** Start Data provided **
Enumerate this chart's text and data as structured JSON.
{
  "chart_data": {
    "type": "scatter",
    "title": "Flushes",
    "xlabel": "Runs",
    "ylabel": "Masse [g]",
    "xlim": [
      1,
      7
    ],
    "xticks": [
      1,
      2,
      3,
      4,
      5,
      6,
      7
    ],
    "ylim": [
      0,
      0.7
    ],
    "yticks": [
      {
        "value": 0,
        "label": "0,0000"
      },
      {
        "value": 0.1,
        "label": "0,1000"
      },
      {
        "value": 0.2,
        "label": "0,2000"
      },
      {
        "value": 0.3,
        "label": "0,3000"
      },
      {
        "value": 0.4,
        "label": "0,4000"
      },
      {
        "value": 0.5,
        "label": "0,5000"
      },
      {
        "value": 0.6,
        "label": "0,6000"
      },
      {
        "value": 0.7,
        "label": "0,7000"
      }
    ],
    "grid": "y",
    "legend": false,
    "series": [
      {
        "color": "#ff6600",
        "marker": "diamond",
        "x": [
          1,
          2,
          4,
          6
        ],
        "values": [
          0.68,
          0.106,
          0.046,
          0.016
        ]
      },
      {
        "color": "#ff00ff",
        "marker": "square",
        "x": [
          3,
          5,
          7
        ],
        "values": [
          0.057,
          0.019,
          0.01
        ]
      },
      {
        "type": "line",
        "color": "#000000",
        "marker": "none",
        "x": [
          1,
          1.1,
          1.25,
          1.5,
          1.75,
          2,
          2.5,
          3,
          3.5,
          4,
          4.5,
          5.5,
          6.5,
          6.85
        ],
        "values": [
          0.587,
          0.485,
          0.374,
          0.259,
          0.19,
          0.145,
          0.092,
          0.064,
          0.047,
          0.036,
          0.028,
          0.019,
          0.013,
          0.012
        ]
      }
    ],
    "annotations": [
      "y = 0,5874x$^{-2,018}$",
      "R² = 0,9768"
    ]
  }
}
** End Data provided **
▸ **Aim of the exercise**:
Of the lines in this listing, how many contain "marker"? Reply with the number and nothing more.

▸ **Solution for this problem**:
3